> _Do this_: Provide only the number of lines where "title" occurs.

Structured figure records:
━━━━━━━━━━━━━━━━
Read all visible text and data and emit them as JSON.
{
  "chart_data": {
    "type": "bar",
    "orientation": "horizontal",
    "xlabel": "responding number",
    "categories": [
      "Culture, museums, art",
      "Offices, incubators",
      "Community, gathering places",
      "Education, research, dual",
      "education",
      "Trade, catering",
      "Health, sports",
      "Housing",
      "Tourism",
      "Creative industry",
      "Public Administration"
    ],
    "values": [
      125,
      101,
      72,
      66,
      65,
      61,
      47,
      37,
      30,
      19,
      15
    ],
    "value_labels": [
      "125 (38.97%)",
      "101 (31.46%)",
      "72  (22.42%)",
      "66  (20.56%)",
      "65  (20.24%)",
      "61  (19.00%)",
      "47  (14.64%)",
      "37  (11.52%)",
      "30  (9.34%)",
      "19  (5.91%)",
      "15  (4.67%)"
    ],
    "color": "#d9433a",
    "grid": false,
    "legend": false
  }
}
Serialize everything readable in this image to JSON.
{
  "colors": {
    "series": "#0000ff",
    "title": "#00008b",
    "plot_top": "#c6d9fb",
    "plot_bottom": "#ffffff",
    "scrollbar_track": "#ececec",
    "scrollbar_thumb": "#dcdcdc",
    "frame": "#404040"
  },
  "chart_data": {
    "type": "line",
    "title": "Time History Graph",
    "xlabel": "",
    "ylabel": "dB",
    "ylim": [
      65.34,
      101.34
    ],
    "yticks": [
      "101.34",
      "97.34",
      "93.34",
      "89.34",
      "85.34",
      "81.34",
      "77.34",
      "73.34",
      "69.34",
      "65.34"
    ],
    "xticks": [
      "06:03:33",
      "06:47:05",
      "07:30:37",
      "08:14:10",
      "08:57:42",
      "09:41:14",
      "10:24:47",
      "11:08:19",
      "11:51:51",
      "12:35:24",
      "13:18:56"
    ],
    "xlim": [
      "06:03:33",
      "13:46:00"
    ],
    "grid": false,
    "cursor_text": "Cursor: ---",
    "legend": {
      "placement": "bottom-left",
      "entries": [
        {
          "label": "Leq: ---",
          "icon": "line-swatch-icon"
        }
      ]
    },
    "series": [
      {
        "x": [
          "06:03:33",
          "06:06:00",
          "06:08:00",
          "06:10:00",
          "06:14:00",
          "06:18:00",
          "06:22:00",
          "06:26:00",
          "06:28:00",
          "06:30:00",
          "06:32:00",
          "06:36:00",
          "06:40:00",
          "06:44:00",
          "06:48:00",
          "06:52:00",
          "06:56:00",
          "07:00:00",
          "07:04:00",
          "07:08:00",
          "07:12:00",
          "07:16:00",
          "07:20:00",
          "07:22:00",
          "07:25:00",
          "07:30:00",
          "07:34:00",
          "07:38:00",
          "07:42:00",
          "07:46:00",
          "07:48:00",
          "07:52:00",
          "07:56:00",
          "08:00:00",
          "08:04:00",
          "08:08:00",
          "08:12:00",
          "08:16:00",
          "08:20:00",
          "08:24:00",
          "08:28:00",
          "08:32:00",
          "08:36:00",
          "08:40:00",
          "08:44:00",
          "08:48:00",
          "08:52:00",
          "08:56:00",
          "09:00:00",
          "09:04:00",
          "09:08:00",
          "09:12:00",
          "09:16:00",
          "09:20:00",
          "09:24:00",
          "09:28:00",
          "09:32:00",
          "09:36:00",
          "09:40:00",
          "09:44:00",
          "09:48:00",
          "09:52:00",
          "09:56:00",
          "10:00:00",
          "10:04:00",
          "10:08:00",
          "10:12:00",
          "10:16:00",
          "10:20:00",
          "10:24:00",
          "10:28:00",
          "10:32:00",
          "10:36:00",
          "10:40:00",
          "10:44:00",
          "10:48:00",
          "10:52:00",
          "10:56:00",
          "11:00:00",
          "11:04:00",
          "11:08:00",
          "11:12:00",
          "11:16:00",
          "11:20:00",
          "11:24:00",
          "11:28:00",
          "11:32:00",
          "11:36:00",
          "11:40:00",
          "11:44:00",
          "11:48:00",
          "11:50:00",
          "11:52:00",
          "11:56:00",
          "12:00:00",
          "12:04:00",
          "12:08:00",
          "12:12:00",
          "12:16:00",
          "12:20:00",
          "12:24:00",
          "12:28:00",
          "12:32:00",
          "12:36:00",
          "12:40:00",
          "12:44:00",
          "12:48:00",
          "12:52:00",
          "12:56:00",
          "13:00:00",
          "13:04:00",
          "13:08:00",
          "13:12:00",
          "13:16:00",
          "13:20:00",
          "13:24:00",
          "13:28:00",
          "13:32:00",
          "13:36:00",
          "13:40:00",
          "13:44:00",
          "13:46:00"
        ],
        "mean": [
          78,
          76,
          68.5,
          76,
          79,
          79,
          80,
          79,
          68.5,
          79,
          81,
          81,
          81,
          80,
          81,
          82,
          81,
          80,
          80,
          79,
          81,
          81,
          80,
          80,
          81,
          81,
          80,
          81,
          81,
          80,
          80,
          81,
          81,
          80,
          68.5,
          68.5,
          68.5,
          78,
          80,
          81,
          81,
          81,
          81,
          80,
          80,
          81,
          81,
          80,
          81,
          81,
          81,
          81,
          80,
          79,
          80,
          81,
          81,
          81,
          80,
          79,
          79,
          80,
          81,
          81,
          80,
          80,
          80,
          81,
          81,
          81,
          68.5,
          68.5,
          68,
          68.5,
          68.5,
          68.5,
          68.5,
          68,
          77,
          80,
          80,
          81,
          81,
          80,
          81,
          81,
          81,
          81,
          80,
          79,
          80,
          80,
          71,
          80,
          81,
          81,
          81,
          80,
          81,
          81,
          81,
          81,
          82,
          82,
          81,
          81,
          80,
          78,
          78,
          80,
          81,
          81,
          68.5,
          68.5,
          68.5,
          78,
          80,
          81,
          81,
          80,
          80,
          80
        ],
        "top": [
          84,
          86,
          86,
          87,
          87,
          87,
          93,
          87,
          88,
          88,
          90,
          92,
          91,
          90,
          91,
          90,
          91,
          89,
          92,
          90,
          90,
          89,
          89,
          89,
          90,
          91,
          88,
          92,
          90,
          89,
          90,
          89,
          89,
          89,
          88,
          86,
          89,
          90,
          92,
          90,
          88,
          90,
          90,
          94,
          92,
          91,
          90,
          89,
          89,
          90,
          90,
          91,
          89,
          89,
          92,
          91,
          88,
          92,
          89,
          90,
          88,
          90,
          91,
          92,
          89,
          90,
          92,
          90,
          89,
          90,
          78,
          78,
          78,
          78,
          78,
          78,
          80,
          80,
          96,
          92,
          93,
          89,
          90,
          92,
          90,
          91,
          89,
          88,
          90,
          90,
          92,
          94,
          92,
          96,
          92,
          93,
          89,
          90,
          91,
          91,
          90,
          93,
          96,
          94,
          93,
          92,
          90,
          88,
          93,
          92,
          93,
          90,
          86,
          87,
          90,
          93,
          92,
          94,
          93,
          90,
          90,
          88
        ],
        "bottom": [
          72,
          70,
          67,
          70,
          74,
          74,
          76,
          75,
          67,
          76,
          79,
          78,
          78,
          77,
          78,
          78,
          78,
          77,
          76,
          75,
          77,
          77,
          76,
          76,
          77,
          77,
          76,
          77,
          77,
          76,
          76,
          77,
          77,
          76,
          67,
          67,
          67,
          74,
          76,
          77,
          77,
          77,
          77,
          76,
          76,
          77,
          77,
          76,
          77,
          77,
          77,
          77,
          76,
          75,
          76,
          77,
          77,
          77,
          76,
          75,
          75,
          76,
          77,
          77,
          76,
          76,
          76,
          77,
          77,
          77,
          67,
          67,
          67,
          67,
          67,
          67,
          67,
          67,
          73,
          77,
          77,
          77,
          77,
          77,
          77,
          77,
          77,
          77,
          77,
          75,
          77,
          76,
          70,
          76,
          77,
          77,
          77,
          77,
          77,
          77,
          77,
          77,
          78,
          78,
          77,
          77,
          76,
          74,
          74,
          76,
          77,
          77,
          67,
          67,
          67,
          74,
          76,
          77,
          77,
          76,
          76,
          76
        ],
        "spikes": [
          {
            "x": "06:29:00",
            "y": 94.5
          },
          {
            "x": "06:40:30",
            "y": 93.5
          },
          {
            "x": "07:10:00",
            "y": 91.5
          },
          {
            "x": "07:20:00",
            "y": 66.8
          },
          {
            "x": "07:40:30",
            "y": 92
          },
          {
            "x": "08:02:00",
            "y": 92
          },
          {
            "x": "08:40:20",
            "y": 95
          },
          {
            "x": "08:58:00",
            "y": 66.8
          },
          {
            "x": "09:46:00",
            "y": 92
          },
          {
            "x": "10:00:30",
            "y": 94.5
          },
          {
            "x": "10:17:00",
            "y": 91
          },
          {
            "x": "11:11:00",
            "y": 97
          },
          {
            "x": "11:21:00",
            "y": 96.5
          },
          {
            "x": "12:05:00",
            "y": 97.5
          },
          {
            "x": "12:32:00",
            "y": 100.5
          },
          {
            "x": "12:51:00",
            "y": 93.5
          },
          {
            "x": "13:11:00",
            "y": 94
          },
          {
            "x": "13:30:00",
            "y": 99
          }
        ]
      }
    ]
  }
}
━━━━━━━━━━━━━━━━
> _Right answer_: 2